• _DATA FOR THIS EXERCISE_:
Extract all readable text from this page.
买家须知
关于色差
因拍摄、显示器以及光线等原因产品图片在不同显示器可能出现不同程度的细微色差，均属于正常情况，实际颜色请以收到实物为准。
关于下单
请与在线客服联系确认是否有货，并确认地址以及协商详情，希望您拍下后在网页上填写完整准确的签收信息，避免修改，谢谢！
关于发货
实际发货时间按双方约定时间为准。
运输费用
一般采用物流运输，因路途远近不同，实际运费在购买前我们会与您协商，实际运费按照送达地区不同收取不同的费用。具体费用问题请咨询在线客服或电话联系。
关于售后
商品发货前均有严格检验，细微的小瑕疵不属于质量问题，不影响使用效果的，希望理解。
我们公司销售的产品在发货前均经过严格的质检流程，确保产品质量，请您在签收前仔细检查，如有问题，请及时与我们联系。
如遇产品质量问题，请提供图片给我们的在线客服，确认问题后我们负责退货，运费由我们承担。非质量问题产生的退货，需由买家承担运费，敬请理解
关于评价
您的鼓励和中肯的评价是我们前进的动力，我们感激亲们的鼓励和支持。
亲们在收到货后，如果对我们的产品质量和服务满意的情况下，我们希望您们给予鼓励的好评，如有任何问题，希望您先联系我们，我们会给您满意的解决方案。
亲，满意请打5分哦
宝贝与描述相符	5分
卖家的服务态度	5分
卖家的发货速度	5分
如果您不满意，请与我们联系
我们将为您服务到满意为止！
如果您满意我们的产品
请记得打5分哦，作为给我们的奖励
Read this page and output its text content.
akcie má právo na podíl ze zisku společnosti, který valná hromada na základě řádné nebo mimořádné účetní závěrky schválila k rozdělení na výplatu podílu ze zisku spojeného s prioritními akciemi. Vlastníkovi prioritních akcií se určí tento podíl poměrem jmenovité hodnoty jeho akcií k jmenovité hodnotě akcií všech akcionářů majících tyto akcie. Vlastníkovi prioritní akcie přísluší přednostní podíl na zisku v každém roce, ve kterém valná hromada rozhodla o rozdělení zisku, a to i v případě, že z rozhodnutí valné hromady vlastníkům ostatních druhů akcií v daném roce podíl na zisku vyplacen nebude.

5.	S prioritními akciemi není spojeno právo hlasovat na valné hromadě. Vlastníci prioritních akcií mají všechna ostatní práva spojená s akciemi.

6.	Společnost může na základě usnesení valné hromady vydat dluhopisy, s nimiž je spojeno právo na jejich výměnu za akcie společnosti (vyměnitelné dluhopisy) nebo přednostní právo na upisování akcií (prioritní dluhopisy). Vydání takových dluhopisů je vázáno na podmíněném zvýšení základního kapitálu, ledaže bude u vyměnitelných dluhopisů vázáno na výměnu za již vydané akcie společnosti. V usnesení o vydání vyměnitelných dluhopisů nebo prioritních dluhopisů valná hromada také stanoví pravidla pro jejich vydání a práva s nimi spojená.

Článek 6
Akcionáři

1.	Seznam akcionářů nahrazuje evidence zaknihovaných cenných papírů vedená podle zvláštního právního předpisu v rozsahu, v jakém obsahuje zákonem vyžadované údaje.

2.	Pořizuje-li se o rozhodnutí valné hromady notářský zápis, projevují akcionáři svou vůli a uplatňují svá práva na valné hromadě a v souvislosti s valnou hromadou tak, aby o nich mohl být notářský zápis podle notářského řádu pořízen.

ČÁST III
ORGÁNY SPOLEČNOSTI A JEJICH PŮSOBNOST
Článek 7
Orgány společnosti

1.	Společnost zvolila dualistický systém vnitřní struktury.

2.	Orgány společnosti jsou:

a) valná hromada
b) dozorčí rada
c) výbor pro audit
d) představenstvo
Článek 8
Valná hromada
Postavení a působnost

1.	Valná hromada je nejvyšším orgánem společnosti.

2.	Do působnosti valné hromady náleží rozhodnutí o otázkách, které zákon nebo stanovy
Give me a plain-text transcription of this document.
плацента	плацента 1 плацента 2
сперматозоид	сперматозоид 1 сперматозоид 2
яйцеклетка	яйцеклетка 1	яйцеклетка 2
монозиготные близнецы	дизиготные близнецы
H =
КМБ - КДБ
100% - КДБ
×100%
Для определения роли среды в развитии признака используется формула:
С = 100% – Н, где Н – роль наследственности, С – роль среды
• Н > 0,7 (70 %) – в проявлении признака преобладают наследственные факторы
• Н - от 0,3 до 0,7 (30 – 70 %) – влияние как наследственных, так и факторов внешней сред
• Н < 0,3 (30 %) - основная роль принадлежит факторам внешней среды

• _TASK STATEMENT_: Using the listing above, please repeat every entry exactly.

• _ANSWER TO THE PROBLEM_:
Extract all readable text from this page.
买家须知
关于色差
因拍摄、显示器以及光线等原因产品图片在不同显示器可能出现不同程度的细微色差，均属于正常情况，实际颜色请以收到实物为准。
关于下单
请与在线客服联系确认是否有货，并确认地址以及协商详情，希望您拍下后在网页上填写完整准确的签收信息，避免修改，谢谢！
关于发货
实际发货时间按双方约定时间为准。
运输费用
一般采用物流运输，因路途远近不同，实际运费在购买前我们会与您协商，实际运费按照送达地区不同收取不同的费用。具体费用问题请咨询在线客服或电话联系。
关于售后
商品发货前均有严格检验，细微的小瑕疵不属于质量问题，不影响使用效果的，希望理解。
我们公司销售的产品在发货前均经过严格的质检流程，确保产品质量，请您在签收前仔细检查，如有问题，请及时与我们联系。
如遇产品质量问题，请提供图片给我们的在线客服，确认问题后我们负责退货，运费由我们承担。非质量问题产生的退货，需由买家承担运费，敬请理解
关于评价
您的鼓励和中肯的评价是我们前进的动力，我们感激亲们的鼓励和支持。
亲们在收到货后，如果对我们的产品质量和服务满意的情况下，我们希望您们给予鼓励的好评，如有任何问题，希望您先联系我们，我们会给您满意的解决方案。
亲，满意请打5分哦
宝贝与描述相符	5分
卖家的服务态度	5分
卖家的发货速度	5分
如果您不满意，请与我们联系
我们将为您服务到满意为止！
如果您满意我们的产品
请记得打5分哦，作为给我们的奖励
Read this page and output its text content.
akcie má právo na podíl ze zisku společnosti, který valná hromada na základě řádné nebo mimořádné účetní závěrky schválila k rozdělení na výplatu podílu ze zisku spojeného s prioritními akciemi. Vlastníkovi prioritních akcií se určí tento podíl poměrem jmenovité hodnoty jeho akcií k jmenovité hodnotě akcií všech akcionářů majících tyto akcie. Vlastníkovi prioritní akcie přísluší přednostní podíl na zisku v každém roce, ve kterém valná hromada rozhodla o rozdělení zisku, a to i v případě, že z rozhodnutí valné hromady vlastníkům ostatních druhů akcií v daném roce podíl na zisku vyplacen nebude.

5.	S prioritními akciemi není spojeno právo hlasovat na valné hromadě. Vlastníci prioritních akcií mají všechna ostatní práva spojená s akciemi.

6.	Společnost může na základě usnesení valné hromady vydat dluhopisy, s nimiž je spojeno právo na jejich výměnu za akcie společnosti (vyměnitelné dluhopisy) nebo přednostní právo na upisování akcií (prioritní dluhopisy). Vydání takových dluhopisů je vázáno na podmíněném zvýšení základního kapitálu, ledaže bude u vyměnitelných dluhopisů vázáno na výměnu za již vydané akcie společnosti. V usnesení o vydání vyměnitelných dluhopisů nebo prioritních dluhopisů valná hromada také stanoví pravidla pro jejich vydání a práva s nimi spojená.

Článek 6
Akcionáři

1.	Seznam akcionářů nahrazuje evidence zaknihovaných cenných papírů vedená podle zvláštního právního předpisu v rozsahu, v jakém obsahuje zákonem vyžadované údaje.

2.	Pořizuje-li se o rozhodnutí valné hromady notářský zápis, projevují akcionáři svou vůli a uplatňují svá práva na valné hromadě a v souvislosti s valnou hromadou tak, aby o nich mohl být notářský zápis podle notářského řádu pořízen.

ČÁST III
ORGÁNY SPOLEČNOSTI A JEJICH PŮSOBNOST
Článek 7
Orgány společnosti

1.	Společnost zvolila dualistický systém vnitřní struktury.

2.	Orgány společnosti jsou:

a) valná hromada
b) dozorčí rada
c) výbor pro audit
d) představenstvo
Článek 8
Valná hromada
Postavení a působnost

1.	Valná hromada je nejvyšším orgánem společnosti.

2.	Do působnosti valné hromady náleží rozhodnutí o otázkách, které zákon nebo stanovy
Give me a plain-text transcription of this document.
плацента	плацента 1 плацента 2
сперматозоид	сперматозоид 1 сперматозоид 2
яйцеклетка	яйцеклетка 1	яйцеклетка 2
монозиготные близнецы	дизиготные близнецы
H =
КМБ - КДБ
100% - КДБ
×100%
Для определения роли среды в развитии признака используется формула:
С = 100% – Н, где Н – роль наследственности, С – роль среды
• Н > 0,7 (70 %) – в проявлении признака преобладают наследственные факторы
• Н - от 0,3 до 0,7 (30 – 70 %) – влияние как наследственных, так и факторов внешней сред
• Н < 0,3 (30 %) - основная роль принадлежит факторам внешней среды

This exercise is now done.